### [A block of data]
_ _ _
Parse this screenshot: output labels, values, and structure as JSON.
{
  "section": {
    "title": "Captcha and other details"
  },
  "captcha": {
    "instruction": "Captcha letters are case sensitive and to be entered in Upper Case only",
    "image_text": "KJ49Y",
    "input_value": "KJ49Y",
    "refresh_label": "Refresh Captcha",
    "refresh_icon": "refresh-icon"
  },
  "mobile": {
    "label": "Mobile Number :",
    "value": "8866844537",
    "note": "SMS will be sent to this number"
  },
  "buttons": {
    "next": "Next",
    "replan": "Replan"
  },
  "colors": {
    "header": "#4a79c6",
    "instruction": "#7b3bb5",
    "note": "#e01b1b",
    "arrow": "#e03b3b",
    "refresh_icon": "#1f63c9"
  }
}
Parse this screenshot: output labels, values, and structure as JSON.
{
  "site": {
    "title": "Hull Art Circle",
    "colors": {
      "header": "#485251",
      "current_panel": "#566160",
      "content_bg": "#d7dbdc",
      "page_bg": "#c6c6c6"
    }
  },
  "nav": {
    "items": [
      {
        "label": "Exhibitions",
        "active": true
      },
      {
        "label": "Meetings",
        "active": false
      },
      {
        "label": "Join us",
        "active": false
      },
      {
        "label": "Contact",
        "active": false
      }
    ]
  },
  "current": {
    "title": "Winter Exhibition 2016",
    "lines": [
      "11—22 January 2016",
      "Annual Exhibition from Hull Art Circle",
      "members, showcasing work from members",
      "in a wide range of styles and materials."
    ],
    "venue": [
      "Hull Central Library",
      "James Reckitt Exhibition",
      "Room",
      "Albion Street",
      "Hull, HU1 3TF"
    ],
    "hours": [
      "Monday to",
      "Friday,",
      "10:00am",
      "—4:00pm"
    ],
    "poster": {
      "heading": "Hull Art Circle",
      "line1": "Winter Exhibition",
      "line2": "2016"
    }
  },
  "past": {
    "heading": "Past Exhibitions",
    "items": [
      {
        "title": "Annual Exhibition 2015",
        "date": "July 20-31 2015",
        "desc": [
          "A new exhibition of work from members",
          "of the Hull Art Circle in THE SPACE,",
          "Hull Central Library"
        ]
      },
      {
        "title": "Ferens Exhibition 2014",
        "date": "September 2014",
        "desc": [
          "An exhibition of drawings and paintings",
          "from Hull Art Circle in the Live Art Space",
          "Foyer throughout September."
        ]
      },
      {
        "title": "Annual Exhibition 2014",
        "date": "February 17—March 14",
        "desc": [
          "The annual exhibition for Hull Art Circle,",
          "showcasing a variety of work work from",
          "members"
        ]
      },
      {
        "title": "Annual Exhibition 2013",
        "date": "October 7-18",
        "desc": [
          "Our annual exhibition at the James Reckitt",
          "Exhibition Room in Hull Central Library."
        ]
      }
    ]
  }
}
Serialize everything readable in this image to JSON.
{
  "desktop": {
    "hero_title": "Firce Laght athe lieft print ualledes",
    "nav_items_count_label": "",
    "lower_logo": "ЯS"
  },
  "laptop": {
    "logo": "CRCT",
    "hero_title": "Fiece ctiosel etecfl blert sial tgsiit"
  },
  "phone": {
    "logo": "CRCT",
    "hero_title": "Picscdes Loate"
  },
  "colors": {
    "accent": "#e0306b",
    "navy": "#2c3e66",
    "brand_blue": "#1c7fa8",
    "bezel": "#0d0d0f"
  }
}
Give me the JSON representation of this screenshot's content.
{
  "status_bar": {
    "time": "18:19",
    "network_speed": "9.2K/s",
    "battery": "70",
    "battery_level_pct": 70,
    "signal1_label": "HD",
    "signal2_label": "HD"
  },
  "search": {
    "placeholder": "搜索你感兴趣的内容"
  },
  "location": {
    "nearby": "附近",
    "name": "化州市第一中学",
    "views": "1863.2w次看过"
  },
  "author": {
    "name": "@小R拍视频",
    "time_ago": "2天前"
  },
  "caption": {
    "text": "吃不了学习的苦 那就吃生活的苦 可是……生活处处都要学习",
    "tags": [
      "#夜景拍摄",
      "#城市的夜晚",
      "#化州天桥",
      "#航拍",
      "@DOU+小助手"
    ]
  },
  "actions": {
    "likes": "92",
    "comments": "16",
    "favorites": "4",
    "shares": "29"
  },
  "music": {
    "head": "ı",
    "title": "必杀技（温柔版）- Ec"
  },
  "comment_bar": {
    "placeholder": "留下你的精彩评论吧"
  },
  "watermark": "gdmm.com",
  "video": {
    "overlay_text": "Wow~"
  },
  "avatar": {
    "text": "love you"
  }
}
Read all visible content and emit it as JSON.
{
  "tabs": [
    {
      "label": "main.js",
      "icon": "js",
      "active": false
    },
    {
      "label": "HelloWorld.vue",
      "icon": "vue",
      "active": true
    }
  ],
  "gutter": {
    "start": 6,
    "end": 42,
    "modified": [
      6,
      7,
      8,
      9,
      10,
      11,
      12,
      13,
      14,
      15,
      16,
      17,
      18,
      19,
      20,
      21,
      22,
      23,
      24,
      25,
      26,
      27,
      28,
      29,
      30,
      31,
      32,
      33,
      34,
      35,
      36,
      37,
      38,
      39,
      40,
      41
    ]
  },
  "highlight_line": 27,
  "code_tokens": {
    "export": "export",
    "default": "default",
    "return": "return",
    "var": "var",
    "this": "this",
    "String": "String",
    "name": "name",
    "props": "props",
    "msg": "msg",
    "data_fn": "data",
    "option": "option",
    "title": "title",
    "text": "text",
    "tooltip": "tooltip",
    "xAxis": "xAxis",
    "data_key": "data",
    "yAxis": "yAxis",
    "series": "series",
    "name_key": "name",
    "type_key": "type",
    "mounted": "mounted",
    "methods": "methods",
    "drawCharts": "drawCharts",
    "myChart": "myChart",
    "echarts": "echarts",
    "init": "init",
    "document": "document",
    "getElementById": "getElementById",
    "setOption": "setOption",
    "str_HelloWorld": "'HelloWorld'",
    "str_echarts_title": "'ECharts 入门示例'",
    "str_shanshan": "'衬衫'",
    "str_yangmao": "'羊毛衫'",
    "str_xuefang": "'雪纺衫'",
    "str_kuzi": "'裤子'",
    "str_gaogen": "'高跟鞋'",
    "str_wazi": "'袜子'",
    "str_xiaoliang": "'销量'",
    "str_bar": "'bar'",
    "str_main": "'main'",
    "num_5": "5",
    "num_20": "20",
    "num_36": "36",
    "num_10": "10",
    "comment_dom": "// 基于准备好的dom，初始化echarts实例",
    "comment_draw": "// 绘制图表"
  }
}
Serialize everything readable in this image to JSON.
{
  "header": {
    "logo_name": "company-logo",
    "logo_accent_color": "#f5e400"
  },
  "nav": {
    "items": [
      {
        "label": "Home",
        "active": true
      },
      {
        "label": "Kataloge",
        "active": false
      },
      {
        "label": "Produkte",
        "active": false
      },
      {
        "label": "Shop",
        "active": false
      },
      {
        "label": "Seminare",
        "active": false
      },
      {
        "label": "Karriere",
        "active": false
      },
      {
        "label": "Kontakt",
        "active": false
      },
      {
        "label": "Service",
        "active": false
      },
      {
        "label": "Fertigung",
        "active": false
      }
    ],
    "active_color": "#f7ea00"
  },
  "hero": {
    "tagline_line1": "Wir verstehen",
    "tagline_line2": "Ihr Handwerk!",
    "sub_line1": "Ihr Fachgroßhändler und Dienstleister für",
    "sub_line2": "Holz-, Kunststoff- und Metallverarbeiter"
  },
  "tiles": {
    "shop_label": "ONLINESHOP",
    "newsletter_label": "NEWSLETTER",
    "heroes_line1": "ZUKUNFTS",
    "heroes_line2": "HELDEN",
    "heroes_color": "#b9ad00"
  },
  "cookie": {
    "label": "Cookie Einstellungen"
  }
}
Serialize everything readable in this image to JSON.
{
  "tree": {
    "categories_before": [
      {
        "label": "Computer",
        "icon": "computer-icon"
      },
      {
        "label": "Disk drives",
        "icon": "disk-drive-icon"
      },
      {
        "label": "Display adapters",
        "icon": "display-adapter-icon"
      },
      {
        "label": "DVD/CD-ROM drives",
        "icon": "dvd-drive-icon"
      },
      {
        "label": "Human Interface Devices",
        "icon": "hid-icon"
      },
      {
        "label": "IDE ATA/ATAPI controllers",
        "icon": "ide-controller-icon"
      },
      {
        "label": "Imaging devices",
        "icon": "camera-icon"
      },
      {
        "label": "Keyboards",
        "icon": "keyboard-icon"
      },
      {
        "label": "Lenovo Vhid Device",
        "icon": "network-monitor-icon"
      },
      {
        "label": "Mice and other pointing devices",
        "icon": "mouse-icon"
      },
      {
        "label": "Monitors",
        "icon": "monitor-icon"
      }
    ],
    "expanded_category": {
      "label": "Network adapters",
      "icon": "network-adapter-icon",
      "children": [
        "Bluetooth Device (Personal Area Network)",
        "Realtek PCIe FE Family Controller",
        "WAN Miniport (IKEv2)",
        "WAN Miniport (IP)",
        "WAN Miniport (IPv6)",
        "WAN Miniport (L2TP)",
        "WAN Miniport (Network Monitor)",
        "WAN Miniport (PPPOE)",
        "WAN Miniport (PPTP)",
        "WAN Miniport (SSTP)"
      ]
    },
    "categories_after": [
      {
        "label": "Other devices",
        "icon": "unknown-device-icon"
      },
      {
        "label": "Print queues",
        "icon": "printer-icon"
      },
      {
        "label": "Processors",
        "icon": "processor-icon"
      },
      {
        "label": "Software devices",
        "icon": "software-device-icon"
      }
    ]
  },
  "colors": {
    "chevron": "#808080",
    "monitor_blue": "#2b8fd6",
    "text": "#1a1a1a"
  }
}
_ _ _
### [Your instructions]
Locate the lines above that hold the word "Hull". Show every one of them.

### [Right answer]
    "title": "Hull Art Circle",
      "Annual Exhibition from Hull Art Circle",
      "Hull Central Library",
      "Hull, HU1 3TF"
      "heading": "Hull Art Circle",
          "of the Hull Art Circle in THE SPACE,",
          "Hull Central Library"
          "from Hull Art Circle in the Live Art Space",
          "The annual exhibition for Hull Art Circle,",
          "Exhibition Room in Hull Central Library."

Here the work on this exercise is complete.